- _GIVEN PROBLEM_:
Skip the pictures. Copy all the rest of the records down exactly.

--- Start DATASET ---

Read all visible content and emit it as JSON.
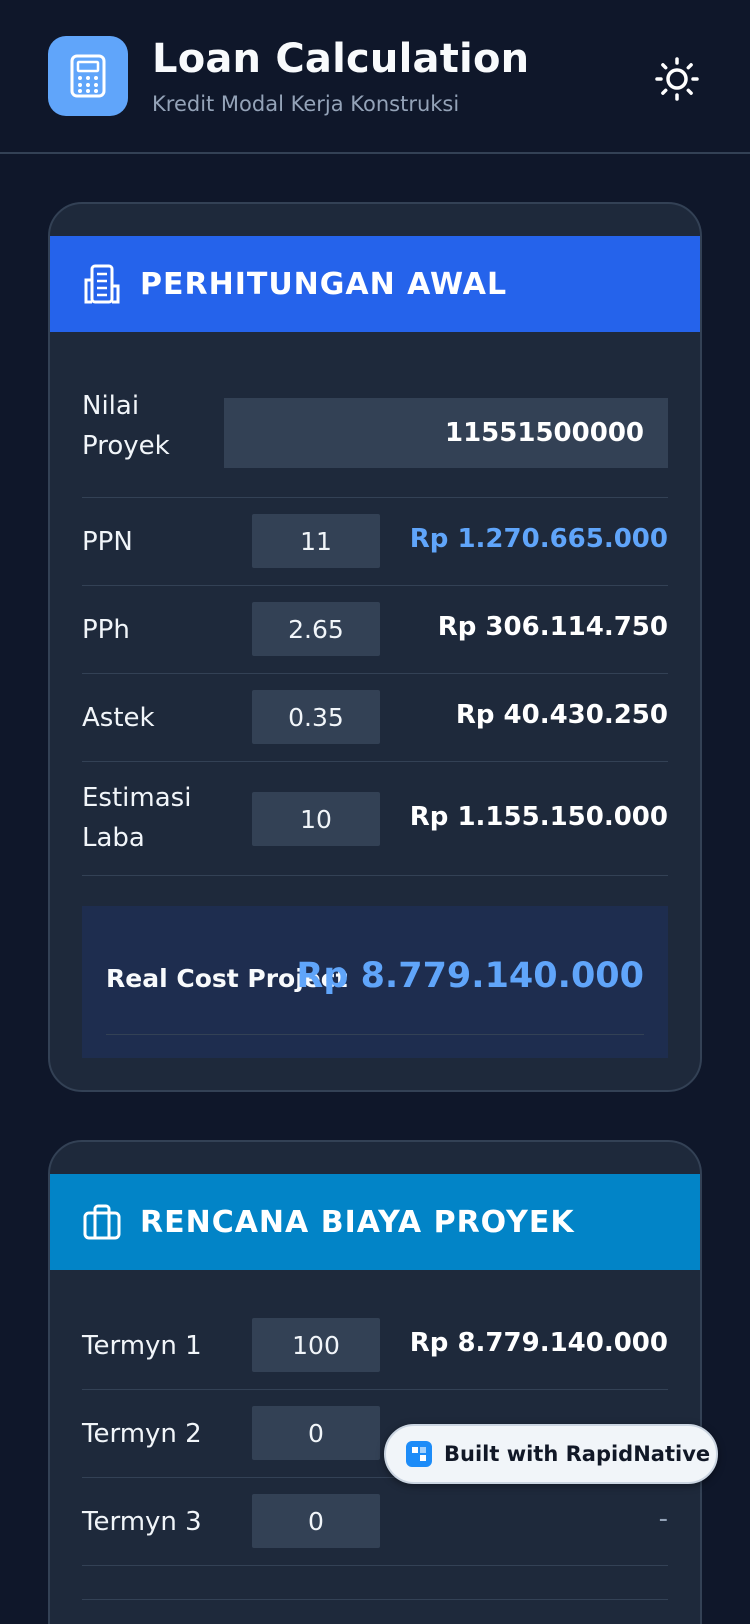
{
  "header": {
    "title": "Loan Calculation",
    "subtitle": "Kredit Modal Kerja Konstruksi",
    "app_icon": "calculator-icon",
    "theme_icon": "sun-icon"
  },
  "colors": {
    "background": "#0f172a",
    "card": "#1e293b",
    "card1_header": "#2563eb",
    "card2_header": "#0284c7",
    "accent": "#60a5fa"
  },
  "card1": {
    "title": "PERHITUNGAN AWAL",
    "icon": "building-icon",
    "nilai_proyek": {
      "label": "Nilai Proyek",
      "value": "11551500000"
    },
    "rows": [
      {
        "label": "PPN",
        "input": "11",
        "value": "Rp 1.270.665.000"
      },
      {
        "label": "PPh",
        "input": "2.65",
        "value": "Rp 306.114.750"
      },
      {
        "label": "Astek",
        "input": "0.35",
        "value": "Rp 40.430.250"
      },
      {
        "label": "Estimasi Laba",
        "input": "10",
        "value": "Rp 1.155.150.000"
      }
    ],
    "real_cost": {
      "label": "Real Cost Project",
      "value": "Rp 8.779.140.000"
    }
  },
  "card2": {
    "title": "RENCANA BIAYA PROYEK",
    "icon": "briefcase-icon",
    "rows": [
      {
        "label": "Termyn 1",
        "input": "100",
        "value": "Rp 8.779.140.000"
      },
      {
        "label": "Termyn 2",
        "input": "0",
        "value": ""
      },
      {
        "label": "Termyn 3",
        "input": "0",
        "value": "-"
      }
    ]
  },
  "badge": {
    "text": "Built with RapidNative",
    "icon": "rapidnative-logo-icon"
  }
}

--- End DATASET ---

- _ANSWER FOR THIS EXERCISE_:
Read all visible content and emit it as JSON.
{
  "header": {
    "title": "Loan Calculation",
    "subtitle": "Kredit Modal Kerja Konstruksi",
    "app_icon": "calculator-icon",
    "theme_icon": "sun-icon"
  },
  "colors": {
    "background": "#0f172a",
    "card": "#1e293b",
    "card1_header": "#2563eb",
    "card2_header": "#0284c7",
    "accent": "#60a5fa"
  },
  "card1": {
    "title": "PERHITUNGAN AWAL",
    "icon": "building-icon",
    "nilai_proyek": {
      "label": "Nilai Proyek",
      "value": "11551500000"
    },
    "rows": [
      {
        "label": "PPN",
        "input": "11",
        "value": "Rp 1.270.665.000"
      },
      {
        "label": "PPh",
        "input": "2.65",
        "value": "Rp 306.114.750"
      },
      {
        "label": "Astek",
        "input": "0.35",
        "value": "Rp 40.430.250"
      },
      {
        "label": "Estimasi Laba",
        "input": "10",
        "value": "Rp 1.155.150.000"
      }
    ],
    "real_cost": {
      "label": "Real Cost Project",
      "value": "Rp 8.779.140.000"
    }
  },
  "card2": {
    "title": "RENCANA BIAYA PROYEK",
    "icon": "briefcase-icon",
    "rows": [
      {
        "label": "Termyn 1",
        "input": "100",
        "value": "Rp 8.779.140.000"
      },
      {
        "label": "Termyn 2",
        "input": "0",
        "value": ""
      },
      {
        "label": "Termyn 3",
        "input": "0",
        "value": "-"
      }
    ]
  },
  "badge": {
    "text": "Built with RapidNative",
    "icon": "rapidnative-logo-icon"
  }
}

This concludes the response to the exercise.